**DIRECTIVE**
Every line that contains "做一个有道德的人" counts once; give the total number of such lines, with no other words.

**GIVEN ENTRIES**
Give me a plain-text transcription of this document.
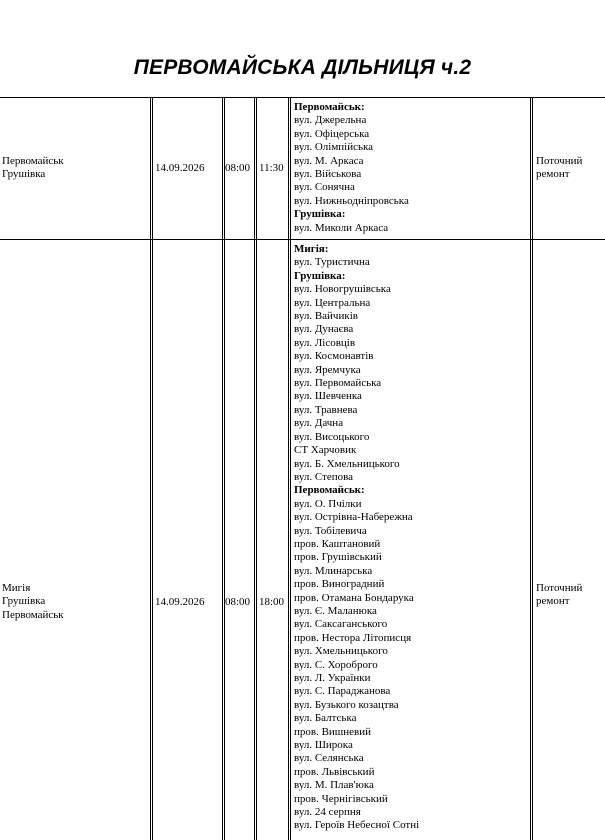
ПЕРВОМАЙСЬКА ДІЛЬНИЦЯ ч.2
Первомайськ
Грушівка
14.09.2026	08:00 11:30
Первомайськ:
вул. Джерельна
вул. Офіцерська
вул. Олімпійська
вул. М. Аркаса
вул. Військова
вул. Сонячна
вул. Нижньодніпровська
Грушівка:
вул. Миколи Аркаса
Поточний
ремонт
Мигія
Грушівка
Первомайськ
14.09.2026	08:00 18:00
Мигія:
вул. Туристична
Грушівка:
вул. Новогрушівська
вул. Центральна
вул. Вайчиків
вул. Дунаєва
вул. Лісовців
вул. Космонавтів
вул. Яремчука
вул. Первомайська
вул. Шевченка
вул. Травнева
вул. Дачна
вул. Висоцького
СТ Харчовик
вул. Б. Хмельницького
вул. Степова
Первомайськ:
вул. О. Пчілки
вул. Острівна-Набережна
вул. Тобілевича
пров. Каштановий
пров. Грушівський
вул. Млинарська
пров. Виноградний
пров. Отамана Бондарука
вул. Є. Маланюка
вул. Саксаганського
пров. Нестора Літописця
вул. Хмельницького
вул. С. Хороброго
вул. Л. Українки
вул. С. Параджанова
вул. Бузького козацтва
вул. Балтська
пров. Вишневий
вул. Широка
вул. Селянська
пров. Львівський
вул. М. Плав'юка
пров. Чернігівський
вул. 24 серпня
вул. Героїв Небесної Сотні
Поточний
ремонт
...
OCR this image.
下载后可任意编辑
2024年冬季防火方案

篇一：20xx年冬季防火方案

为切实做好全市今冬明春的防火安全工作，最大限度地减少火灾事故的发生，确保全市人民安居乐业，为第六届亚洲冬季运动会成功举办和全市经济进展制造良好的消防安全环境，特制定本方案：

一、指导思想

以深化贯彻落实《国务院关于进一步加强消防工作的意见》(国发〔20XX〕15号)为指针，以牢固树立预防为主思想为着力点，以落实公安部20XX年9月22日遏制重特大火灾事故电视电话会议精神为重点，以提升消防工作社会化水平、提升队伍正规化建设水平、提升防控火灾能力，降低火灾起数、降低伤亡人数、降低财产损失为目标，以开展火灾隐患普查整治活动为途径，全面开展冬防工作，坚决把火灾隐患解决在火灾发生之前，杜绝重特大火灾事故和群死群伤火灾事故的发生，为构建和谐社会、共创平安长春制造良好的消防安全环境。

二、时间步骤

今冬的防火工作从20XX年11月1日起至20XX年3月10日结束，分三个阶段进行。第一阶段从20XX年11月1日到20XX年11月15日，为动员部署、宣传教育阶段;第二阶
==
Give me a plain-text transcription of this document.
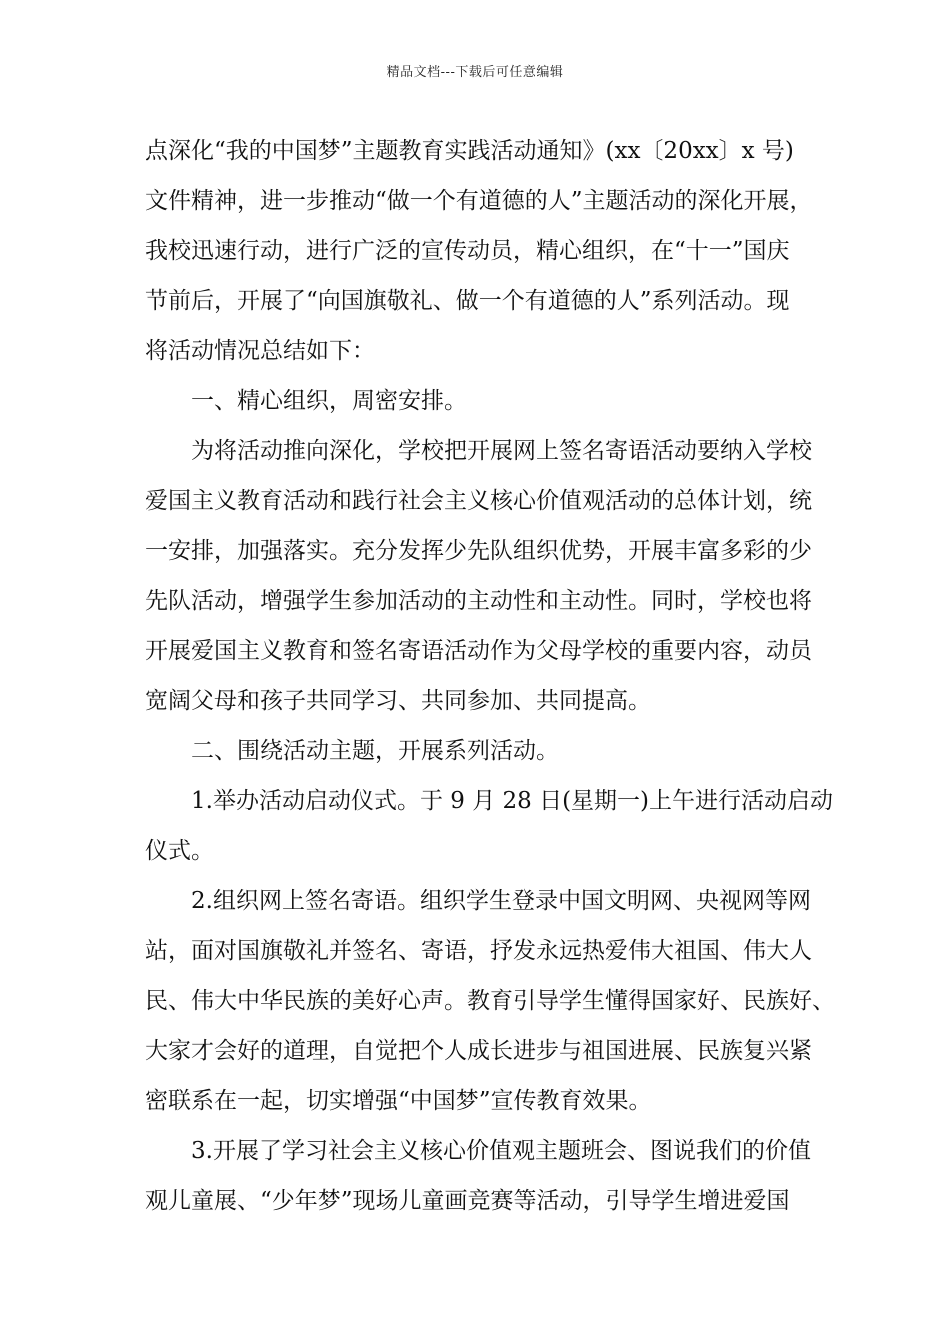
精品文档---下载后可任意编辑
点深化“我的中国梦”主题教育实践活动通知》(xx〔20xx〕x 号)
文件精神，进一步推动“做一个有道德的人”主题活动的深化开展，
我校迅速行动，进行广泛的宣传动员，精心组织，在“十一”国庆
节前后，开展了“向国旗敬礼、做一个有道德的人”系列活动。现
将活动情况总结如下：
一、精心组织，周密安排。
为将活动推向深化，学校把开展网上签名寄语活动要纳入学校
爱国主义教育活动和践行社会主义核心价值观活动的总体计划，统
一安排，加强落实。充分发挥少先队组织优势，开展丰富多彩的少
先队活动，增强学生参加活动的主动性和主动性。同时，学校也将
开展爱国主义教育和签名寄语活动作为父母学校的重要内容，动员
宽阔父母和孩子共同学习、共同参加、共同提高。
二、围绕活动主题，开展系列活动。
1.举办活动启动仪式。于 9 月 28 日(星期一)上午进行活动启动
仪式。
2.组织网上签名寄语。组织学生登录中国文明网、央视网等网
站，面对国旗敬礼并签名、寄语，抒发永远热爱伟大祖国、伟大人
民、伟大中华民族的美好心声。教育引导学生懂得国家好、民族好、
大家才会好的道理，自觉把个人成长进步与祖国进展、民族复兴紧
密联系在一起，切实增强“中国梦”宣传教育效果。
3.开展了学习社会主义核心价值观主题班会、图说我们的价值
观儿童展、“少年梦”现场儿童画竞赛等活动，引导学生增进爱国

**FINAL RESULT**
2